- The task: Print the records below exactly as they appear.

** START OF Supplied material **

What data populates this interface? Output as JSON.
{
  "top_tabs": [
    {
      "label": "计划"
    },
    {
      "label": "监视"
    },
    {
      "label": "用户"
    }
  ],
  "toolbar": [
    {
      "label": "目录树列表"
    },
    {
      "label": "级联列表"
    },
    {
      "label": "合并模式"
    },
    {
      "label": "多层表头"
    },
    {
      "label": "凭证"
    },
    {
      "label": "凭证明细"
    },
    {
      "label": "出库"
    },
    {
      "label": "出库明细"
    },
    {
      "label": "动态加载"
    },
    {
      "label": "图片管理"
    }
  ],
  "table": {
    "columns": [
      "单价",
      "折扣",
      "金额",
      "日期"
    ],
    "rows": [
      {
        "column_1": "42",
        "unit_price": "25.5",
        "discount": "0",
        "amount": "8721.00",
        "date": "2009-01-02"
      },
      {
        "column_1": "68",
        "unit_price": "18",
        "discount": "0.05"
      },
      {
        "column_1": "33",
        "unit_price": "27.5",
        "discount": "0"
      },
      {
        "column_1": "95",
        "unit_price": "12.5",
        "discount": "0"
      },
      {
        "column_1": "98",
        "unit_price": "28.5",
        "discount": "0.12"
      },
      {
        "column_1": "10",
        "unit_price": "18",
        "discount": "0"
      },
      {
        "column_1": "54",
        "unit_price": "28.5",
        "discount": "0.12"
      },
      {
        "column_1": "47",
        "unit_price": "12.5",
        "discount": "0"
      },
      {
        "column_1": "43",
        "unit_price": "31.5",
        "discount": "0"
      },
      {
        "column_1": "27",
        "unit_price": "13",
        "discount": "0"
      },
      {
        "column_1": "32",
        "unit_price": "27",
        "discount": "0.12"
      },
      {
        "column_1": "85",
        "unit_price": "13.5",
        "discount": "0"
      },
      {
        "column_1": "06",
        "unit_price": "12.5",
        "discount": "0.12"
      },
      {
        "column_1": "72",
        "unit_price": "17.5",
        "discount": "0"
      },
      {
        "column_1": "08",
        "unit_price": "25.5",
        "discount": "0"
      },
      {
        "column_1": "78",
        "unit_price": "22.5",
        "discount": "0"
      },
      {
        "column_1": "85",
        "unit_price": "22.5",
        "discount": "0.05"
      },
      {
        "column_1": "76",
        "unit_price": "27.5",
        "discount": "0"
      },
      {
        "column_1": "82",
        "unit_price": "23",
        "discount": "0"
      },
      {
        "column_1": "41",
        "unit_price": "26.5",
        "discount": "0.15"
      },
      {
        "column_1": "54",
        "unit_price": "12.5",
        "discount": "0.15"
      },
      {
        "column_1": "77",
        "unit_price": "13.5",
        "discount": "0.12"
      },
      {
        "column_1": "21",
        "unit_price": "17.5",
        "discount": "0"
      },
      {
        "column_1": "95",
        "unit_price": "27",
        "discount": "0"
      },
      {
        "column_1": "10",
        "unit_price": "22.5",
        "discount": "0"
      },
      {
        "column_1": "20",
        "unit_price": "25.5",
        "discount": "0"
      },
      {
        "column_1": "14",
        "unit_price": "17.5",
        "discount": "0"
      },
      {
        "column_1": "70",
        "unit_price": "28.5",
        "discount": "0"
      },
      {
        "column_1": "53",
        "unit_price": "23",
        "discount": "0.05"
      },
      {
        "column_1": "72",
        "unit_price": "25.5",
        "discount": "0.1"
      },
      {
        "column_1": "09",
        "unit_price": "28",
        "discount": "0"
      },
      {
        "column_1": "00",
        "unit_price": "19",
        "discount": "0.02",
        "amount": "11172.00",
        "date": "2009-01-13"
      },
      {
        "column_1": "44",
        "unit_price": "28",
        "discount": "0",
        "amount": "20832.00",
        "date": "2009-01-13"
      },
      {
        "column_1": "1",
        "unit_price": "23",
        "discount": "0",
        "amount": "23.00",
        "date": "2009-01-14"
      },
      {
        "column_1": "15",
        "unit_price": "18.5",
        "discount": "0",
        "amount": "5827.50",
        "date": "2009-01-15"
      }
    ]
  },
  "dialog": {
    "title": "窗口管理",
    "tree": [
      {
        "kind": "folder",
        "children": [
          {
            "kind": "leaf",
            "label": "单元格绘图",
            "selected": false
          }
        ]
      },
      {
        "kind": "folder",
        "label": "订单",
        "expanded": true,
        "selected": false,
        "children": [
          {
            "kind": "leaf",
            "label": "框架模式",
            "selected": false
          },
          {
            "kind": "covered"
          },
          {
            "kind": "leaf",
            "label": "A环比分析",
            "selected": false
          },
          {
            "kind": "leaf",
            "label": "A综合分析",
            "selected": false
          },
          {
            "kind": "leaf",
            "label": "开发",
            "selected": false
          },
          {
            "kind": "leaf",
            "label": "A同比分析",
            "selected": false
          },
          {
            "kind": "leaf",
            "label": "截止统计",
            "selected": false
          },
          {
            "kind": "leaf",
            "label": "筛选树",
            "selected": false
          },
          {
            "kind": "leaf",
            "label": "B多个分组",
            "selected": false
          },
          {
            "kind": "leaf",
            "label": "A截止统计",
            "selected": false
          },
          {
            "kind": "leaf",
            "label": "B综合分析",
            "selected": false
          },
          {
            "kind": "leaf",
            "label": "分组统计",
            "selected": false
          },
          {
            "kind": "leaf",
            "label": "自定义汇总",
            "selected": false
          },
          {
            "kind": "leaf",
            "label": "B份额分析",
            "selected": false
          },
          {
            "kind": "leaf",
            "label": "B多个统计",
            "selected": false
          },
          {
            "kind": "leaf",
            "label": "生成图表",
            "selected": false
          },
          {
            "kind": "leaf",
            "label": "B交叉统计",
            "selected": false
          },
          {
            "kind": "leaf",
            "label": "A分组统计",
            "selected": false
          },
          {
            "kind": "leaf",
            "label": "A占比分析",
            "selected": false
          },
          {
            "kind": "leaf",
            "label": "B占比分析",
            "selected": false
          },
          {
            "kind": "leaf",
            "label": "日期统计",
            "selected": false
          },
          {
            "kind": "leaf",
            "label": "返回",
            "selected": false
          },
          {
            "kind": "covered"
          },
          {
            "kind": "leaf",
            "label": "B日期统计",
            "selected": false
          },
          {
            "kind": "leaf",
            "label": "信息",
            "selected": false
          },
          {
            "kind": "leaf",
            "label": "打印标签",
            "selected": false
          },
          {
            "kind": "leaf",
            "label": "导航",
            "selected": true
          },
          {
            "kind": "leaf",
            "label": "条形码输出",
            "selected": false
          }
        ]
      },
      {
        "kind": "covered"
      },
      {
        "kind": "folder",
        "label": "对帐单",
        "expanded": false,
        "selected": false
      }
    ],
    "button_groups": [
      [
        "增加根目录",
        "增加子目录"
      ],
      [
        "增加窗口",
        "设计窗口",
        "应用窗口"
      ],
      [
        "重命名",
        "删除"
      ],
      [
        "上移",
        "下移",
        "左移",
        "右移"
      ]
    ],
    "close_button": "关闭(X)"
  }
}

** END OF Supplied material **

- Final result:
What data populates this interface? Output as JSON.
{
  "top_tabs": [
    {
      "label": "计划"
    },
    {
      "label": "监视"
    },
    {
      "label": "用户"
    }
  ],
  "toolbar": [
    {
      "label": "目录树列表"
    },
    {
      "label": "级联列表"
    },
    {
      "label": "合并模式"
    },
    {
      "label": "多层表头"
    },
    {
      "label": "凭证"
    },
    {
      "label": "凭证明细"
    },
    {
      "label": "出库"
    },
    {
      "label": "出库明细"
    },
    {
      "label": "动态加载"
    },
    {
      "label": "图片管理"
    }
  ],
  "table": {
    "columns": [
      "单价",
      "折扣",
      "金额",
      "日期"
    ],
    "rows": [
      {
        "column_1": "42",
        "unit_price": "25.5",
        "discount": "0",
        "amount": "8721.00",
        "date": "2009-01-02"
      },
      {
        "column_1": "68",
        "unit_price": "18",
        "discount": "0.05"
      },
      {
        "column_1": "33",
        "unit_price": "27.5",
        "discount": "0"
      },
      {
        "column_1": "95",
        "unit_price": "12.5",
        "discount": "0"
      },
      {
        "column_1": "98",
        "unit_price": "28.5",
        "discount": "0.12"
      },
      {
        "column_1": "10",
        "unit_price": "18",
        "discount": "0"
      },
      {
        "column_1": "54",
        "unit_price": "28.5",
        "discount": "0.12"
      },
      {
        "column_1": "47",
        "unit_price": "12.5",
        "discount": "0"
      },
      {
        "column_1": "43",
        "unit_price": "31.5",
        "discount": "0"
      },
      {
        "column_1": "27",
        "unit_price": "13",
        "discount": "0"
      },
      {
        "column_1": "32",
        "unit_price": "27",
        "discount": "0.12"
      },
      {
        "column_1": "85",
        "unit_price": "13.5",
        "discount": "0"
      },
      {
        "column_1": "06",
        "unit_price": "12.5",
        "discount": "0.12"
      },
      {
        "column_1": "72",
        "unit_price": "17.5",
        "discount": "0"
      },
      {
        "column_1": "08",
        "unit_price": "25.5",
        "discount": "0"
      },
      {
        "column_1": "78",
        "unit_price": "22.5",
        "discount": "0"
      },
      {
        "column_1": "85",
        "unit_price": "22.5",
        "discount": "0.05"
      },
      {
        "column_1": "76",
        "unit_price": "27.5",
        "discount": "0"
      },
      {
        "column_1": "82",
        "unit_price": "23",
        "discount": "0"
      },
      {
        "column_1": "41",
        "unit_price": "26.5",
        "discount": "0.15"
      },
      {
        "column_1": "54",
        "unit_price": "12.5",
        "discount": "0.15"
      },
      {
        "column_1": "77",
        "unit_price": "13.5",
        "discount": "0.12"
      },
      {
        "column_1": "21",
        "unit_price": "17.5",
        "discount": "0"
      },
      {
        "column_1": "95",
        "unit_price": "27",
        "discount": "0"
      },
      {
        "column_1": "10",
        "unit_price": "22.5",
        "discount": "0"
      },
      {
        "column_1": "20",
        "unit_price": "25.5",
        "discount": "0"
      },
      {
        "column_1": "14",
        "unit_price": "17.5",
        "discount": "0"
      },
      {
        "column_1": "70",
        "unit_price": "28.5",
        "discount": "0"
      },
      {
        "column_1": "53",
        "unit_price": "23",
        "discount": "0.05"
      },
      {
        "column_1": "72",
        "unit_price": "25.5",
        "discount": "0.1"
      },
      {
        "column_1": "09",
        "unit_price": "28",
        "discount": "0"
      },
      {
        "column_1": "00",
        "unit_price": "19",
        "discount": "0.02",
        "amount": "11172.00",
        "date": "2009-01-13"
      },
      {
        "column_1": "44",
        "unit_price": "28",
        "discount": "0",
        "amount": "20832.00",
        "date": "2009-01-13"
      },
      {
        "column_1": "1",
        "unit_price": "23",
        "discount": "0",
        "amount": "23.00",
        "date": "2009-01-14"
      },
      {
        "column_1": "15",
        "unit_price": "18.5",
        "discount": "0",
        "amount": "5827.50",
        "date": "2009-01-15"
      }
    ]
  },
  "dialog": {
    "title": "窗口管理",
    "tree": [
      {
        "kind": "folder",
        "children": [
          {
            "kind": "leaf",
            "label": "单元格绘图",
            "selected": false
          }
        ]
      },
      {
        "kind": "folder",
        "label": "订单",
        "expanded": true,
        "selected": false,
        "children": [
          {
            "kind": "leaf",
            "label": "框架模式",
            "selected": false
          },
          {
            "kind": "covered"
          },
          {
            "kind": "leaf",
            "label": "A环比分析",
            "selected": false
          },
          {
            "kind": "leaf",
            "label": "A综合分析",
            "selected": false
          },
          {
            "kind": "leaf",
            "label": "开发",
            "selected": false
          },
          {
            "kind": "leaf",
            "label": "A同比分析",
            "selected": false
          },
          {
            "kind": "leaf",
            "label": "截止统计",
            "selected": false
          },
          {
            "kind": "leaf",
            "label": "筛选树",
            "selected": false
          },
          {
            "kind": "leaf",
            "label": "B多个分组",
            "selected": false
          },
          {
            "kind": "leaf",
            "label": "A截止统计",
            "selected": false
          },
          {
            "kind": "leaf",
            "label": "B综合分析",
            "selected": false
          },
          {
            "kind": "leaf",
            "label": "分组统计",
            "selected": false
          },
          {
            "kind": "leaf",
            "label": "自定义汇总",
            "selected": false
          },
          {
            "kind": "leaf",
            "label": "B份额分析",
            "selected": false
          },
          {
            "kind": "leaf",
            "label": "B多个统计",
            "selected": false
          },
          {
            "kind": "leaf",
            "label": "生成图表",
            "selected": false
          },
          {
            "kind": "leaf",
            "label": "B交叉统计",
            "selected": false
          },
          {
            "kind": "leaf",
            "label": "A分组统计",
            "selected": false
          },
          {
            "kind": "leaf",
            "label": "A占比分析",
            "selected": false
          },
          {
            "kind": "leaf",
            "label": "B占比分析",
            "selected": false
          },
          {
            "kind": "leaf",
            "label": "日期统计",
            "selected": false
          },
          {
            "kind": "leaf",
            "label": "返回",
            "selected": false
          },
          {
            "kind": "covered"
          },
          {
            "kind": "leaf",
            "label": "B日期统计",
            "selected": false
          },
          {
            "kind": "leaf",
            "label": "信息",
            "selected": false
          },
          {
            "kind": "leaf",
            "label": "打印标签",
            "selected": false
          },
          {
            "kind": "leaf",
            "label": "导航",
            "selected": true
          },
          {
            "kind": "leaf",
            "label": "条形码输出",
            "selected": false
          }
        ]
      },
      {
        "kind": "covered"
      },
      {
        "kind": "folder",
        "label": "对帐单",
        "expanded": false,
        "selected": false
      }
    ],
    "button_groups": [
      [
        "增加根目录",
        "增加子目录"
      ],
      [
        "增加窗口",
        "设计窗口",
        "应用窗口"
      ],
      [
        "重命名",
        "删除"
      ],
      [
        "上移",
        "下移",
        "左移",
        "右移"
      ]
    ],
    "close_button": "关闭(X)"
  }
}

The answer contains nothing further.